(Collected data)
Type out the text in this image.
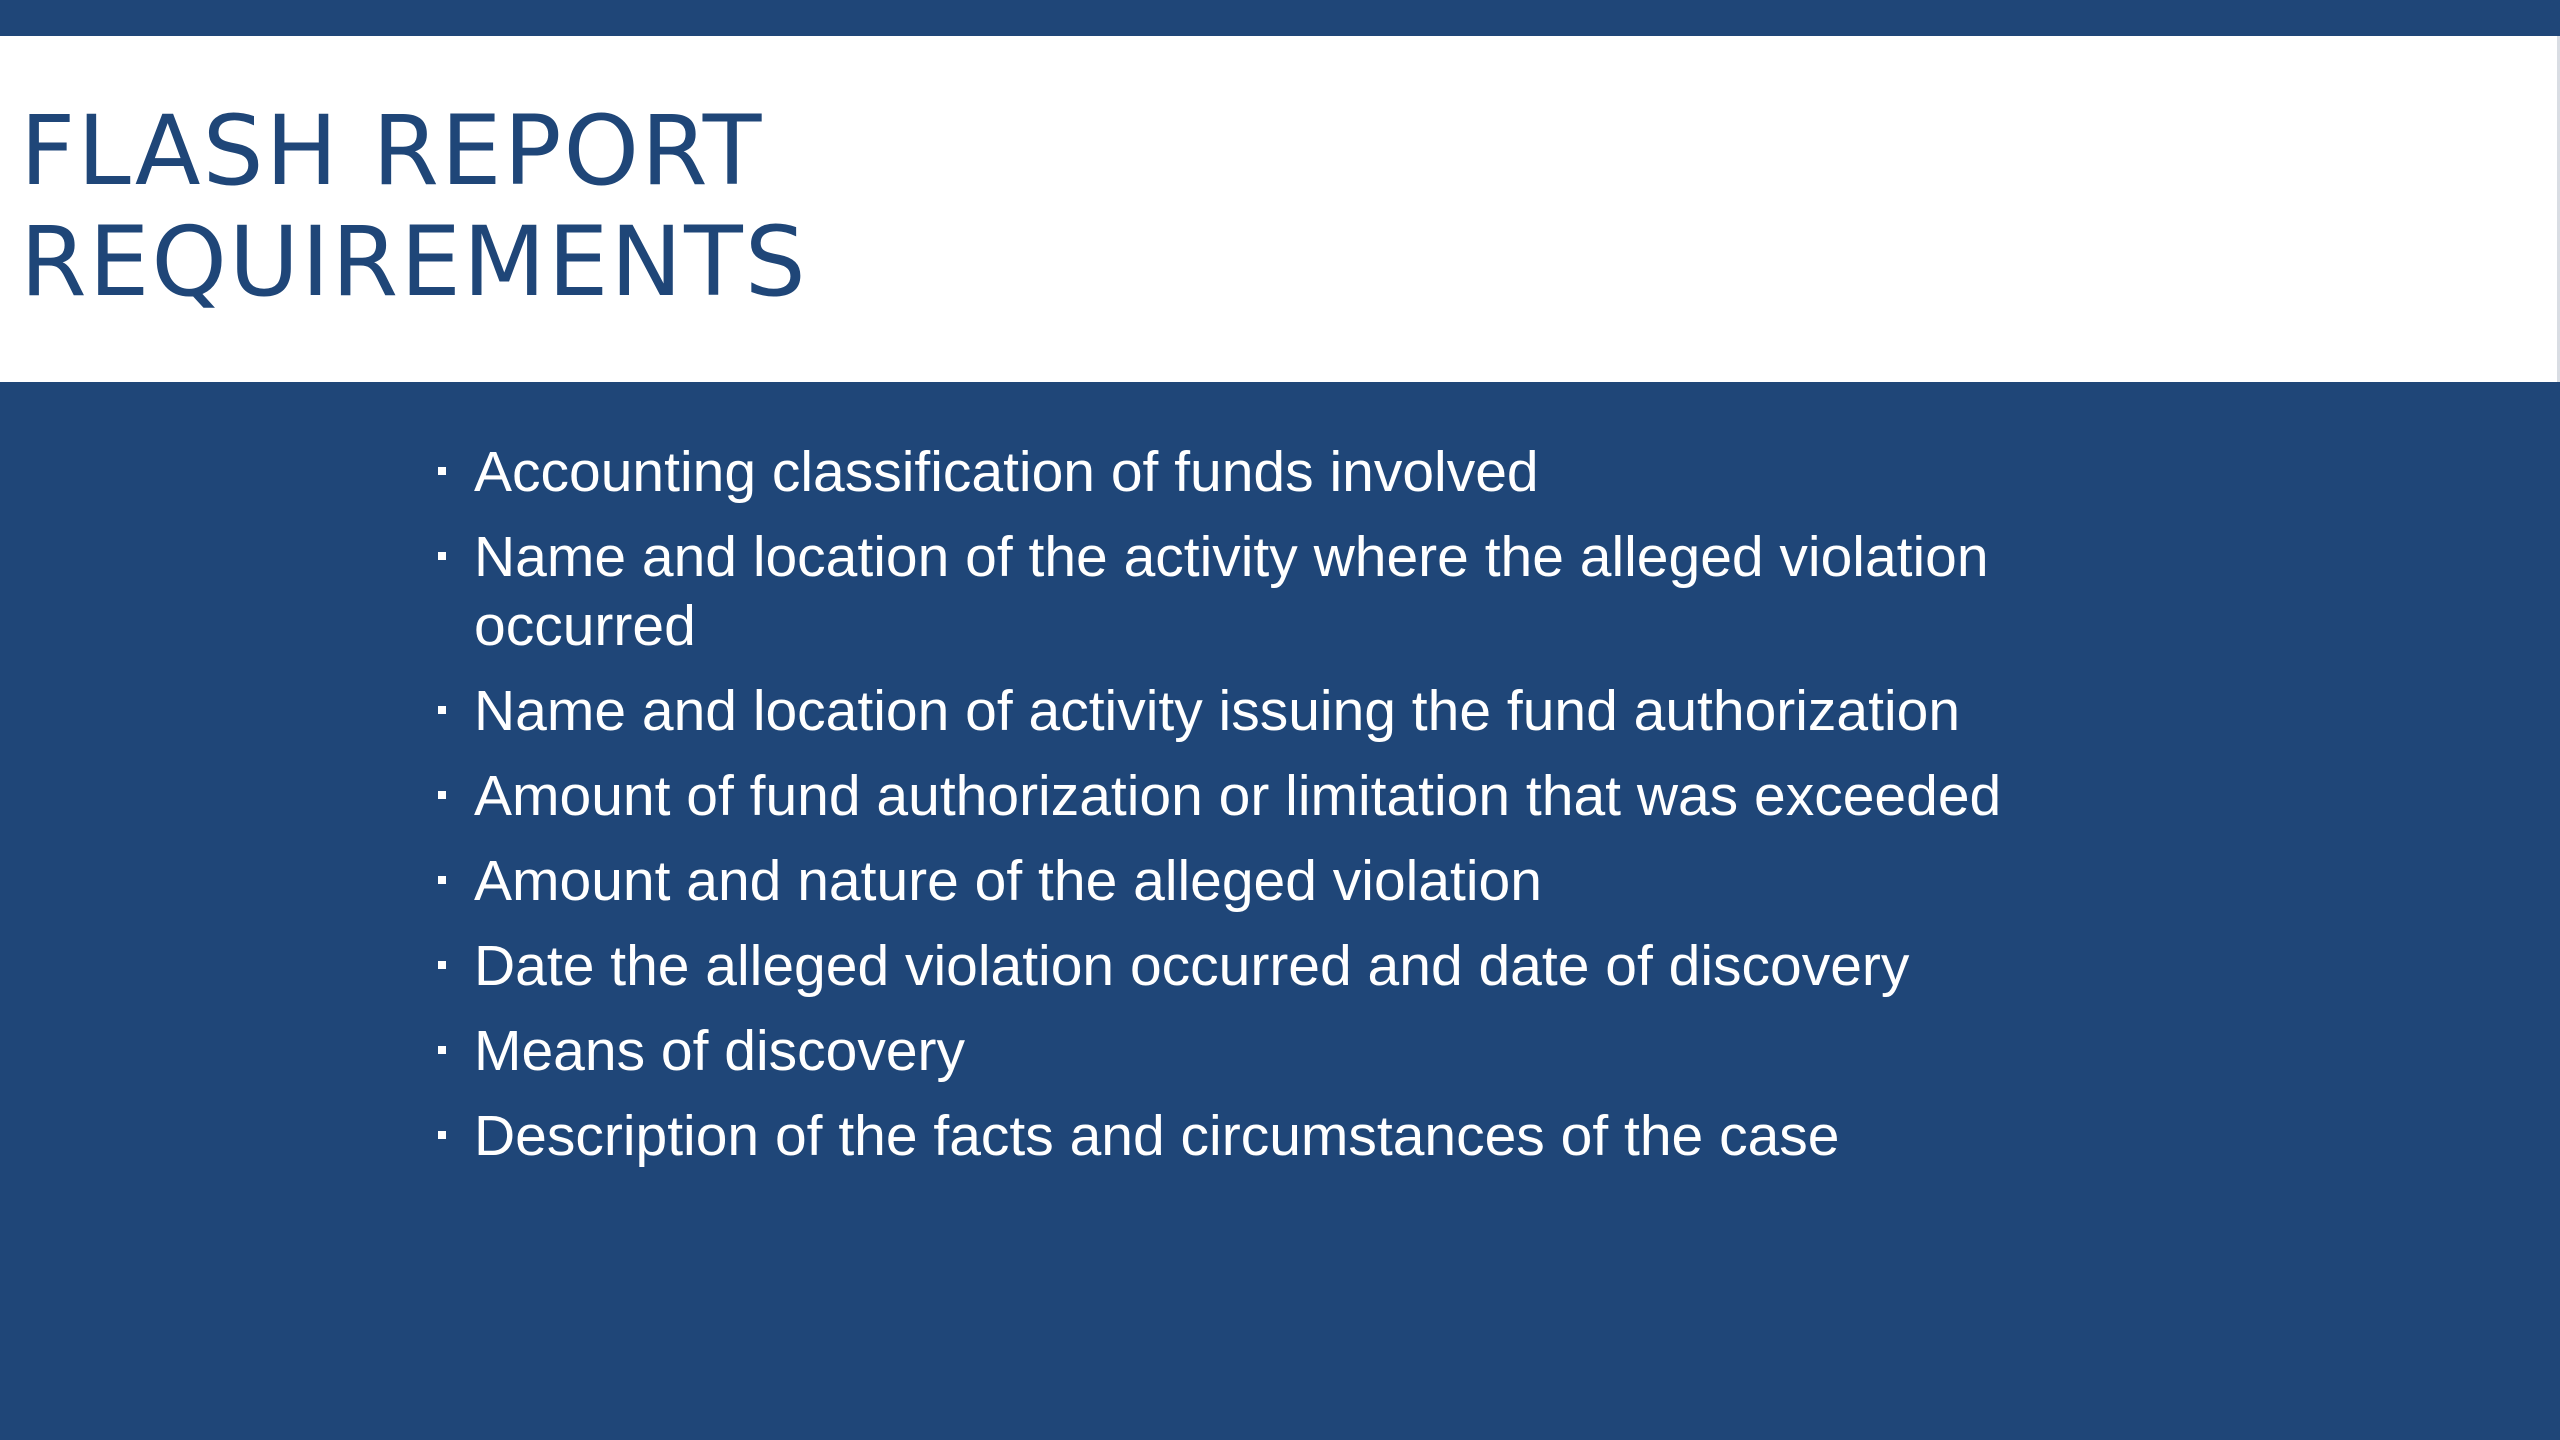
FLASH REPORT
REQUIREMENTS
Accounting classification of funds involved
Name and location of the activity where the alleged violation occurred
Name and location of activity issuing the fund authorization
Amount of fund authorization or limitation that was exceeded
Amount and nature of the alleged violation
Date the alleged violation occurred and date of discovery
Means of discovery
Description of the facts and circumstances of the case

- [WHAT TO PRODUCE] Extract the text of all the records above verbatim, excluding pictures.

- [ANSWER]
Type out the text in this image.
FLASH REPORT
REQUIREMENTS
Accounting classification of funds involved
Name and location of the activity where the alleged violation occurred
Name and location of activity issuing the fund authorization
Amount of fund authorization or limitation that was exceeded
Amount and nature of the alleged violation
Date the alleged violation occurred and date of discovery
Means of discovery
Description of the facts and circumstances of the case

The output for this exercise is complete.